Starting from the line containing "What's the underlying", write out the rest of the entries exactly, through the final line, including nothing else.

+---+

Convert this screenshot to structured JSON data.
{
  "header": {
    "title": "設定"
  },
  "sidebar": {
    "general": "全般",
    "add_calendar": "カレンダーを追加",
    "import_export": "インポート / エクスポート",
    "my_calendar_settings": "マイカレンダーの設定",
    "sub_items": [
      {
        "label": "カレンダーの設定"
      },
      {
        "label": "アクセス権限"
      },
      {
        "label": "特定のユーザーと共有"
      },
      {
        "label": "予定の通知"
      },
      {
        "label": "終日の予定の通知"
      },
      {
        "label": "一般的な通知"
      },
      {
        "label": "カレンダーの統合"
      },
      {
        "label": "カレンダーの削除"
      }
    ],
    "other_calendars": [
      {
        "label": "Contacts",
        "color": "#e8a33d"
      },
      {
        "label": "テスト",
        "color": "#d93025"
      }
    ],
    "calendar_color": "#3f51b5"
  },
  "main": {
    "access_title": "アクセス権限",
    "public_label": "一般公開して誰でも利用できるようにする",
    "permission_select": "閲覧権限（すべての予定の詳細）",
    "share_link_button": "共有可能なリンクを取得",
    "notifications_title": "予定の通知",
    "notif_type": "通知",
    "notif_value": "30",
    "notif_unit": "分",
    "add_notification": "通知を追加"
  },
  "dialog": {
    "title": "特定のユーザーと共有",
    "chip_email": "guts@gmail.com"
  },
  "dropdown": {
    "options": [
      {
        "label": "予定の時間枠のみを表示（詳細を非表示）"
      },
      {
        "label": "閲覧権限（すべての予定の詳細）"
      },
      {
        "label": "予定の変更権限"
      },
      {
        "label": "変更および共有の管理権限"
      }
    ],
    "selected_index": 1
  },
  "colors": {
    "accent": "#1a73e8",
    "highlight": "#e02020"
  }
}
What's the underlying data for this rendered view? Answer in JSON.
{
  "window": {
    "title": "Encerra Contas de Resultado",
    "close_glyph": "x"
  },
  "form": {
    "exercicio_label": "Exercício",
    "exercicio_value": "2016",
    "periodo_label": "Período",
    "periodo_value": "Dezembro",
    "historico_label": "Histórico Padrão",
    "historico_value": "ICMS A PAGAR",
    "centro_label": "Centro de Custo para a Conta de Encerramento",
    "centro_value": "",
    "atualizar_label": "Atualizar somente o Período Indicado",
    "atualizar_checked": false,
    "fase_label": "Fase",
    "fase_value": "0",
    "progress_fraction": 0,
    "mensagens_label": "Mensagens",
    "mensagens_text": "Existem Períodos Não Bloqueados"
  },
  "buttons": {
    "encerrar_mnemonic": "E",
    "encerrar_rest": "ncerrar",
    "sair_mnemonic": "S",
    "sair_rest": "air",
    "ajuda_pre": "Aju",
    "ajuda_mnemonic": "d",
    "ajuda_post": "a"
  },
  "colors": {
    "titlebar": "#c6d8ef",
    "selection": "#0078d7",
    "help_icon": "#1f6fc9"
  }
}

+---+

Final answer:
What's the underlying data for this rendered view? Answer in JSON.
{
  "window": {
    "title": "Encerra Contas de Resultado",
    "close_glyph": "x"
  },
  "form": {
    "exercicio_label": "Exercício",
    "exercicio_value": "2016",
    "periodo_label": "Período",
    "periodo_value": "Dezembro",
    "historico_label": "Histórico Padrão",
    "historico_value": "ICMS A PAGAR",
    "centro_label": "Centro de Custo para a Conta de Encerramento",
    "centro_value": "",
    "atualizar_label": "Atualizar somente o Período Indicado",
    "atualizar_checked": false,
    "fase_label": "Fase",
    "fase_value": "0",
    "progress_fraction": 0,
    "mensagens_label": "Mensagens",
    "mensagens_text": "Existem Períodos Não Bloqueados"
  },
  "buttons": {
    "encerrar_mnemonic": "E",
    "encerrar_rest": "ncerrar",
    "sair_mnemonic": "S",
    "sair_rest": "air",
    "ajuda_pre": "Aju",
    "ajuda_mnemonic": "d",
    "ajuda_post": "a"
  },
  "colors": {
    "titlebar": "#c6d8ef",
    "selection": "#0078d7",
    "help_icon": "#1f6fc9"
  }
}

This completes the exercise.